• _What the exercise asks_: Transcribe every line exactly. Leave the pictures behind.
>> Start Source records
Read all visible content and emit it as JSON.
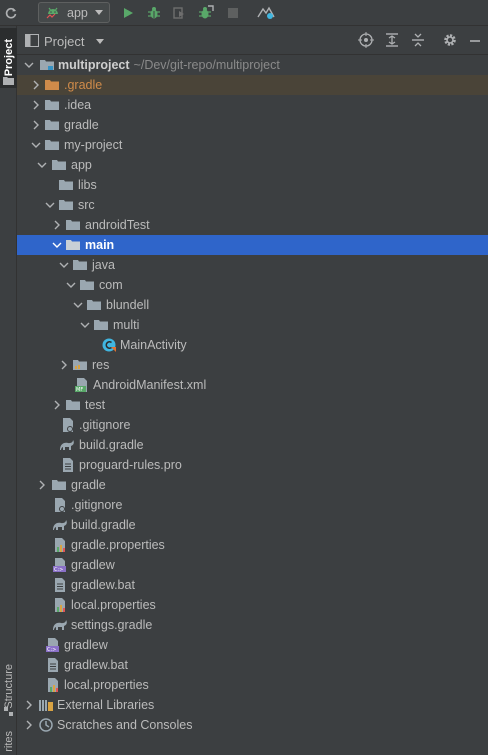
{
  "toolbar": {
    "run_config_label": "app",
    "icons": [
      "sync-icon",
      "android-icon",
      "run-icon",
      "debug-icon",
      "profile-icon",
      "attach-debugger-icon",
      "stop-icon",
      "apply-changes-icon"
    ]
  },
  "left_strip": {
    "project_tab": "Project",
    "structure_tab": "Structure",
    "favorites_tab": "rites"
  },
  "panel": {
    "title": "Project"
  },
  "tree": {
    "root_name": "multiproject",
    "root_path": "~/Dev/git-repo/multiproject",
    "rows": [
      {
        "label": ".gradle"
      },
      {
        "label": ".idea"
      },
      {
        "label": "gradle"
      },
      {
        "label": "my-project"
      },
      {
        "label": "app"
      },
      {
        "label": "libs"
      },
      {
        "label": "src"
      },
      {
        "label": "androidTest"
      },
      {
        "label": "main"
      },
      {
        "label": "java"
      },
      {
        "label": "com"
      },
      {
        "label": "blundell"
      },
      {
        "label": "multi"
      },
      {
        "label": "MainActivity"
      },
      {
        "label": "res"
      },
      {
        "label": "AndroidManifest.xml"
      },
      {
        "label": "test"
      },
      {
        "label": ".gitignore"
      },
      {
        "label": "build.gradle"
      },
      {
        "label": "proguard-rules.pro"
      },
      {
        "label": "gradle"
      },
      {
        "label": ".gitignore"
      },
      {
        "label": "build.gradle"
      },
      {
        "label": "gradle.properties"
      },
      {
        "label": "gradlew"
      },
      {
        "label": "gradlew.bat"
      },
      {
        "label": "local.properties"
      },
      {
        "label": "settings.gradle"
      },
      {
        "label": "gradlew"
      },
      {
        "label": "gradlew.bat"
      },
      {
        "label": "local.properties"
      },
      {
        "label": "External Libraries"
      },
      {
        "label": "Scratches and Consoles"
      }
    ]
  },
  "colors": {
    "background": "#3c3f41",
    "selection": "#2f65ca",
    "folder": "#9aa7b0",
    "excluded_folder": "#d08b4a",
    "run_green": "#59a869",
    "kotlin_blue": "#40b6e0"
  }
}
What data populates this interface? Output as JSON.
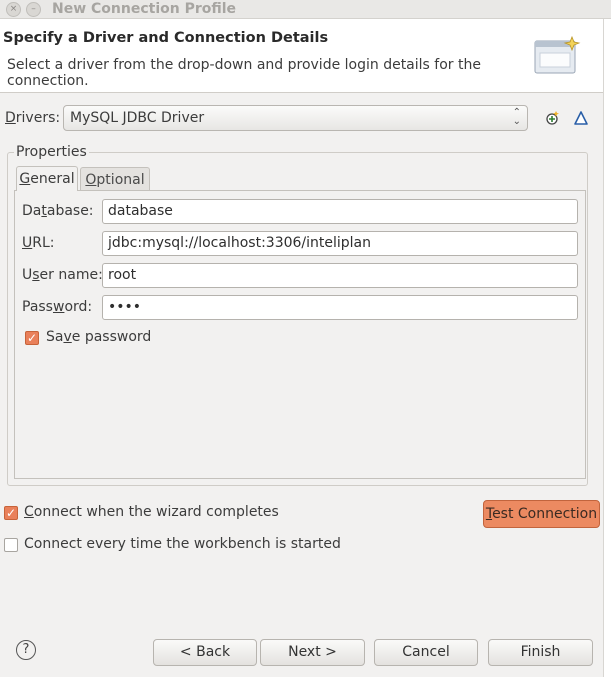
>> End Source records
• _Complete output_:
Read all visible content and emit it as JSON.
{
  "toolbar": {
    "run_config_label": "app",
    "icons": [
      "sync-icon",
      "android-icon",
      "run-icon",
      "debug-icon",
      "profile-icon",
      "attach-debugger-icon",
      "stop-icon",
      "apply-changes-icon"
    ]
  },
  "left_strip": {
    "project_tab": "Project",
    "structure_tab": "Structure",
    "favorites_tab": "rites"
  },
  "panel": {
    "title": "Project"
  },
  "tree": {
    "root_name": "multiproject",
    "root_path": "~/Dev/git-repo/multiproject",
    "rows": [
      {
        "label": ".gradle"
      },
      {
        "label": ".idea"
      },
      {
        "label": "gradle"
      },
      {
        "label": "my-project"
      },
      {
        "label": "app"
      },
      {
        "label": "libs"
      },
      {
        "label": "src"
      },
      {
        "label": "androidTest"
      },
      {
        "label": "main"
      },
      {
        "label": "java"
      },
      {
        "label": "com"
      },
      {
        "label": "blundell"
      },
      {
        "label": "multi"
      },
      {
        "label": "MainActivity"
      },
      {
        "label": "res"
      },
      {
        "label": "AndroidManifest.xml"
      },
      {
        "label": "test"
      },
      {
        "label": ".gitignore"
      },
      {
        "label": "build.gradle"
      },
      {
        "label": "proguard-rules.pro"
      },
      {
        "label": "gradle"
      },
      {
        "label": ".gitignore"
      },
      {
        "label": "build.gradle"
      },
      {
        "label": "gradle.properties"
      },
      {
        "label": "gradlew"
      },
      {
        "label": "gradlew.bat"
      },
      {
        "label": "local.properties"
      },
      {
        "label": "settings.gradle"
      },
      {
        "label": "gradlew"
      },
      {
        "label": "gradlew.bat"
      },
      {
        "label": "local.properties"
      },
      {
        "label": "External Libraries"
      },
      {
        "label": "Scratches and Consoles"
      }
    ]
  },
  "colors": {
    "background": "#3c3f41",
    "selection": "#2f65ca",
    "folder": "#9aa7b0",
    "excluded_folder": "#d08b4a",
    "run_green": "#59a869",
    "kotlin_blue": "#40b6e0"
  }
}
What data populates this interface? Output as JSON.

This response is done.